# DIRECTIONS FOR THIS TASK
Set down every record once more, exactly as given.

--- Start SUPPLIED DATA ---

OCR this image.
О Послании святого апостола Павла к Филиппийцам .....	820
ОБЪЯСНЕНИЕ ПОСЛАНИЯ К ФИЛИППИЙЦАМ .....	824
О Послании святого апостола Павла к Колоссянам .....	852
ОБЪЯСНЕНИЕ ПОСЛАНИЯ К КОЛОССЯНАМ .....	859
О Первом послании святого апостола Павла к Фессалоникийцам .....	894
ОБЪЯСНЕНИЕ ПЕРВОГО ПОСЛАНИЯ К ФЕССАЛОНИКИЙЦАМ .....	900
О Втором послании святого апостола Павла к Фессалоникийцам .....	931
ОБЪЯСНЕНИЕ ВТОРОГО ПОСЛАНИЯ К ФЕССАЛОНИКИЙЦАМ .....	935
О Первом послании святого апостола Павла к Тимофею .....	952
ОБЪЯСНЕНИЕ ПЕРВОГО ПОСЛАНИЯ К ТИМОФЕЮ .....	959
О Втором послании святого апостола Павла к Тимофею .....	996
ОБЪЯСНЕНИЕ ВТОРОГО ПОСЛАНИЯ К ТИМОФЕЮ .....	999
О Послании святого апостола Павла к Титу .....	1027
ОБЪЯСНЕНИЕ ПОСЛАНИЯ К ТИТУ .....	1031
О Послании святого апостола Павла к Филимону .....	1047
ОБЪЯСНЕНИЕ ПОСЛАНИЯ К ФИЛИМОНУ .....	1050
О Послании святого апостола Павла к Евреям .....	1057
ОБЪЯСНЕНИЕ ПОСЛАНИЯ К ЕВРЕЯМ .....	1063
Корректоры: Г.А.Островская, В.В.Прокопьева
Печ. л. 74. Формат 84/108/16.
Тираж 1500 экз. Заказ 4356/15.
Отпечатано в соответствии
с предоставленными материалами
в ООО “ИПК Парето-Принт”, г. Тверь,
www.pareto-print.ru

--- End SUPPLIED DATA ---

# THE REPLY
OCR this image.
О Послании святого апостола Павла к Филиппийцам .....	820
ОБЪЯСНЕНИЕ ПОСЛАНИЯ К ФИЛИППИЙЦАМ .....	824
О Послании святого апостола Павла к Колоссянам .....	852
ОБЪЯСНЕНИЕ ПОСЛАНИЯ К КОЛОССЯНАМ .....	859
О Первом послании святого апостола Павла к Фессалоникийцам .....	894
ОБЪЯСНЕНИЕ ПЕРВОГО ПОСЛАНИЯ К ФЕССАЛОНИКИЙЦАМ .....	900
О Втором послании святого апостола Павла к Фессалоникийцам .....	931
ОБЪЯСНЕНИЕ ВТОРОГО ПОСЛАНИЯ К ФЕССАЛОНИКИЙЦАМ .....	935
О Первом послании святого апостола Павла к Тимофею .....	952
ОБЪЯСНЕНИЕ ПЕРВОГО ПОСЛАНИЯ К ТИМОФЕЮ .....	959
О Втором послании святого апостола Павла к Тимофею .....	996
ОБЪЯСНЕНИЕ ВТОРОГО ПОСЛАНИЯ К ТИМОФЕЮ .....	999
О Послании святого апостола Павла к Титу .....	1027
ОБЪЯСНЕНИЕ ПОСЛАНИЯ К ТИТУ .....	1031
О Послании святого апостола Павла к Филимону .....	1047
ОБЪЯСНЕНИЕ ПОСЛАНИЯ К ФИЛИМОНУ .....	1050
О Послании святого апостола Павла к Евреям .....	1057
ОБЪЯСНЕНИЕ ПОСЛАНИЯ К ЕВРЕЯМ .....	1063
Корректоры: Г.А.Островская, В.В.Прокопьева
Печ. л. 74. Формат 84/108/16.
Тираж 1500 экз. Заказ 4356/15.
Отпечатано в соответствии
с предоставленными материалами
в ООО “ИПК Парето-Принт”, г. Тверь,
www.pareto-print.ru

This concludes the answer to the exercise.